What to produce>
Please convert the data below into a numbered list, leaving out blank lines: begin at the first line of the data and stop after the line that contains "submenu-item-revenue[interactable]: Revenue —".
# Records for the exercise start
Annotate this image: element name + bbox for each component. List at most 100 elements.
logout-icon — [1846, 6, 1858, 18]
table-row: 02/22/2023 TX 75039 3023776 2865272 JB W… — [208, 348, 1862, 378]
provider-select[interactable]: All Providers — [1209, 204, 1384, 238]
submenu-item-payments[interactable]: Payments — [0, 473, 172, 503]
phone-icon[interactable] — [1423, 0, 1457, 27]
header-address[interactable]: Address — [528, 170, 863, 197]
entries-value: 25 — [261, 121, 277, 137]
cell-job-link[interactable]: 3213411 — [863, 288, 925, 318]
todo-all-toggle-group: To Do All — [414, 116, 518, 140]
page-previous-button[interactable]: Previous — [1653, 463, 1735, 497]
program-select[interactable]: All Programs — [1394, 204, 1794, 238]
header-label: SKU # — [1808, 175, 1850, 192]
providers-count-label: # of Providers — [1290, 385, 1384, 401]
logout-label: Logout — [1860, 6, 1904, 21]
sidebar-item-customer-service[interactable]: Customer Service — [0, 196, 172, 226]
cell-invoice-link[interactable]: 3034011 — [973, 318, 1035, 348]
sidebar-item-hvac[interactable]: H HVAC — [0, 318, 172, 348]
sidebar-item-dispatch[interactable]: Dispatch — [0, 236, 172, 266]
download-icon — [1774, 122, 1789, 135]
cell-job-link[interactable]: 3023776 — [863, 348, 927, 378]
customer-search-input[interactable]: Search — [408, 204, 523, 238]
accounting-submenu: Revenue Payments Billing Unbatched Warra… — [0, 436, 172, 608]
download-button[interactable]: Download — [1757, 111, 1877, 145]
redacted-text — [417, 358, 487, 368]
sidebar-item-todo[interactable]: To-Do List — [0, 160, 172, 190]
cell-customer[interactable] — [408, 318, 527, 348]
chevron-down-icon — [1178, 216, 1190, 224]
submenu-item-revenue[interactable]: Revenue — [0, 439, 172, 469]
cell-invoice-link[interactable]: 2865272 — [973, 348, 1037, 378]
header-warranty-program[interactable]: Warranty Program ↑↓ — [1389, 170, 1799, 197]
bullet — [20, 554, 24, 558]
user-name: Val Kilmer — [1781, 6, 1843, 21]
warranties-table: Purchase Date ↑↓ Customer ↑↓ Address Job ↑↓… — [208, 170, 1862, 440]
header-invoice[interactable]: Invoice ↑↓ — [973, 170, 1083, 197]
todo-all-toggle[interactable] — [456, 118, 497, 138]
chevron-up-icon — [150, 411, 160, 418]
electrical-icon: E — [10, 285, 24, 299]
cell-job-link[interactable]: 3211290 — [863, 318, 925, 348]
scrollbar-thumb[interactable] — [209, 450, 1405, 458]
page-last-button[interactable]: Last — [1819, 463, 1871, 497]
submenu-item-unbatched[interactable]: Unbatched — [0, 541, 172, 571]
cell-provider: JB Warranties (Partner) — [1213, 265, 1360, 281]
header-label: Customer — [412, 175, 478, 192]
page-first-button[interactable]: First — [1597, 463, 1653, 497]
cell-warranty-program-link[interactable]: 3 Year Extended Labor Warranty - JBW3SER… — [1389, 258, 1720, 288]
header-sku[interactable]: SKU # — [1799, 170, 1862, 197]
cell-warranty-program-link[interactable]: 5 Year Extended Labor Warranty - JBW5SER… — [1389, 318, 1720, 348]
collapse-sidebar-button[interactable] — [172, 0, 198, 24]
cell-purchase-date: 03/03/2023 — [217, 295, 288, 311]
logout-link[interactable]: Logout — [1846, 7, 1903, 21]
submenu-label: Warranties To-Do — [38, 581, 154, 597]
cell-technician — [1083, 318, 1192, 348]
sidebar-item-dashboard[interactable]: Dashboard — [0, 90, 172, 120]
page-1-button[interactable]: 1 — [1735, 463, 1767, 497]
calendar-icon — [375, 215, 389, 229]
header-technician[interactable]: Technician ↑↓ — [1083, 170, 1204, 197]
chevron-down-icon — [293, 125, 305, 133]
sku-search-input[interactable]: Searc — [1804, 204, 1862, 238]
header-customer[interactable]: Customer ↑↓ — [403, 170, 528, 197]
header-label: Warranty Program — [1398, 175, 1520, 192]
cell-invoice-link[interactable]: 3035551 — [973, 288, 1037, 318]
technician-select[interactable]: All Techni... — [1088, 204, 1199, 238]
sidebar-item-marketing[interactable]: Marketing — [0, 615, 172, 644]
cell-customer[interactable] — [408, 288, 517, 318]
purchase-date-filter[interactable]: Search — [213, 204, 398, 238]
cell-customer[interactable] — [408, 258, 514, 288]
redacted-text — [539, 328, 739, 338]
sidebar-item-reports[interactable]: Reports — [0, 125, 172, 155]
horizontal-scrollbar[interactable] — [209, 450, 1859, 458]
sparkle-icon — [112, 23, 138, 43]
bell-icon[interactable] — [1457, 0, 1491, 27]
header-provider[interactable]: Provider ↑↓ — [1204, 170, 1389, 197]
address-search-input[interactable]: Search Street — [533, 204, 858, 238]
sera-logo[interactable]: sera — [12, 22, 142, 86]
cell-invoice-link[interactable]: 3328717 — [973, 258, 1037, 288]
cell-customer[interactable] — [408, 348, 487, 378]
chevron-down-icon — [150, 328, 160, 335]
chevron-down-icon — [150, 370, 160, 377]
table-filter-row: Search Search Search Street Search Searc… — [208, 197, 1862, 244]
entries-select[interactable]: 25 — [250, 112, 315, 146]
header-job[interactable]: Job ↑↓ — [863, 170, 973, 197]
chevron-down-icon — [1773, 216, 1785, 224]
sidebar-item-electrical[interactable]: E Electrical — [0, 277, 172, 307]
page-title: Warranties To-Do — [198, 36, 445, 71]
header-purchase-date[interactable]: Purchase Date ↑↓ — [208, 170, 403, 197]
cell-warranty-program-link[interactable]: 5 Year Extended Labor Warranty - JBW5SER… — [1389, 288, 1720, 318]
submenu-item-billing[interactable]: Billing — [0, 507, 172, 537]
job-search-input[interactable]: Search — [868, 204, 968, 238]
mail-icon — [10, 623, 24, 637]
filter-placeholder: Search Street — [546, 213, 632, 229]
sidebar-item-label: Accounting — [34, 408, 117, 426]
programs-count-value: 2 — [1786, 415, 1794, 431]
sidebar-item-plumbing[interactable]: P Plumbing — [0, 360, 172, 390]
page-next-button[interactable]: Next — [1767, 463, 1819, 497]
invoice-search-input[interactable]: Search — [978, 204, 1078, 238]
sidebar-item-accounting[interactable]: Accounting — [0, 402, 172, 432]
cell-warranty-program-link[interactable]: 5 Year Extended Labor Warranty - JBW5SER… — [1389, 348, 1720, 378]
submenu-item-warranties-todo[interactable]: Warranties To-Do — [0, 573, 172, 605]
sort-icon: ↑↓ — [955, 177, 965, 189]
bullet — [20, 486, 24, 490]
# Records for the exercise end
Complete answer>
1. Annotate this image: element name + bbox for each component. List at most 100 elements.
2. logout-icon — [1846, 6, 1858, 18]
3. table-row: 02/22/2023 TX 75039 3023776 2865272 JB W… — [208, 348, 1862, 378]
4. provider-select[interactable]: All Providers — [1209, 204, 1384, 238]
5. submenu-item-payments[interactable]: Payments — [0, 473, 172, 503]
6. phone-icon[interactable] — [1423, 0, 1457, 27]
7. header-address[interactable]: Address — [528, 170, 863, 197]
8. entries-value: 25 — [261, 121, 277, 137]
9. cell-job-link[interactable]: 3213411 — [863, 288, 925, 318]
10. todo-all-toggle-group: To Do All — [414, 116, 518, 140]
11. page-previous-button[interactable]: Previous — [1653, 463, 1735, 497]
12. program-select[interactable]: All Programs — [1394, 204, 1794, 238]
13. header-label: SKU # — [1808, 175, 1850, 192]
14. providers-count-label: # of Providers — [1290, 385, 1384, 401]
15. logout-label: Logout — [1860, 6, 1904, 21]
16. sidebar-item-customer-service[interactable]: Customer Service — [0, 196, 172, 226]
17. cell-invoice-link[interactable]: 3034011 — [973, 318, 1035, 348]
18. sidebar-item-hvac[interactable]: H HVAC — [0, 318, 172, 348]
19. sidebar-item-dispatch[interactable]: Dispatch — [0, 236, 172, 266]
20. download-icon — [1774, 122, 1789, 135]
21. cell-job-link[interactable]: 3023776 — [863, 348, 927, 378]
22. customer-search-input[interactable]: Search — [408, 204, 523, 238]
23. accounting-submenu: Revenue Payments Billing Unbatched Warra… — [0, 436, 172, 608]
24. download-button[interactable]: Download — [1757, 111, 1877, 145]
25. redacted-text — [417, 358, 487, 368]
26. sidebar-item-todo[interactable]: To-Do List — [0, 160, 172, 190]
27. cell-customer[interactable] — [408, 318, 527, 348]
28. chevron-down-icon — [1178, 216, 1190, 224]
29. submenu-item-revenue[interactable]: Revenue — [0, 439, 172, 469]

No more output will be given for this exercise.